* [Do this] Every record below should be printed exactly as given.

* [Listed entries]
————————

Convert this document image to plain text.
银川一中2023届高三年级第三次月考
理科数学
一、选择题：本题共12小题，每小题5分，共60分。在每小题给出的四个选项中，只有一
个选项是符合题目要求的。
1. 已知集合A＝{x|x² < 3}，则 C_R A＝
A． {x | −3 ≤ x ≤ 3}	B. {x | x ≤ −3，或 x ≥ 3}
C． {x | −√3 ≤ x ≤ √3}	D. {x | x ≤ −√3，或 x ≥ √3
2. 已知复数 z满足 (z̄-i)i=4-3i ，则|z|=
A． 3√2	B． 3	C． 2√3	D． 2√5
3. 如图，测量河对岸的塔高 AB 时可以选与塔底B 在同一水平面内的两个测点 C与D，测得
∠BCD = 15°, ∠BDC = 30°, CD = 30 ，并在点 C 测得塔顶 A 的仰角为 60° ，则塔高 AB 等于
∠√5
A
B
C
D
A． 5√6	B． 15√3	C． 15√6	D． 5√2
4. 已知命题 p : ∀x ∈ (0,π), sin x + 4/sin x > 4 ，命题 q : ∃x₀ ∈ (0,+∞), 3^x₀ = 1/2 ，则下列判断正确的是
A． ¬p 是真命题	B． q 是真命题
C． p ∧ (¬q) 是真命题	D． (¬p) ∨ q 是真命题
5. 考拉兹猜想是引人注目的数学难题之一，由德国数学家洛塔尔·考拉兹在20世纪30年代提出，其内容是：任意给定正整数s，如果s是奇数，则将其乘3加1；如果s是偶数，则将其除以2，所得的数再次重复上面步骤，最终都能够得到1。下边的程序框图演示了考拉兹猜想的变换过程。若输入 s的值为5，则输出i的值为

————————

* [Result]
Convert this document image to plain text.
银川一中2023届高三年级第三次月考
理科数学
一、选择题：本题共12小题，每小题5分，共60分。在每小题给出的四个选项中，只有一
个选项是符合题目要求的。
1. 已知集合A＝{x|x² < 3}，则 C_R A＝
A． {x | −3 ≤ x ≤ 3}	B. {x | x ≤ −3，或 x ≥ 3}
C． {x | −√3 ≤ x ≤ √3}	D. {x | x ≤ −√3，或 x ≥ √3
2. 已知复数 z满足 (z̄-i)i=4-3i ，则|z|=
A． 3√2	B． 3	C． 2√3	D． 2√5
3. 如图，测量河对岸的塔高 AB 时可以选与塔底B 在同一水平面内的两个测点 C与D，测得
∠BCD = 15°, ∠BDC = 30°, CD = 30 ，并在点 C 测得塔顶 A 的仰角为 60° ，则塔高 AB 等于
∠√5
A
B
C
D
A． 5√6	B． 15√3	C． 15√6	D． 5√2
4. 已知命题 p : ∀x ∈ (0,π), sin x + 4/sin x > 4 ，命题 q : ∃x₀ ∈ (0,+∞), 3^x₀ = 1/2 ，则下列判断正确的是
A． ¬p 是真命题	B． q 是真命题
C． p ∧ (¬q) 是真命题	D． (¬p) ∨ q 是真命题
5. 考拉兹猜想是引人注目的数学难题之一，由德国数学家洛塔尔·考拉兹在20世纪30年代提出，其内容是：任意给定正整数s，如果s是奇数，则将其乘3加1；如果s是偶数，则将其除以2，所得的数再次重复上面步骤，最终都能够得到1。下边的程序框图演示了考拉兹猜想的变换过程。若输入 s的值为5，则输出i的值为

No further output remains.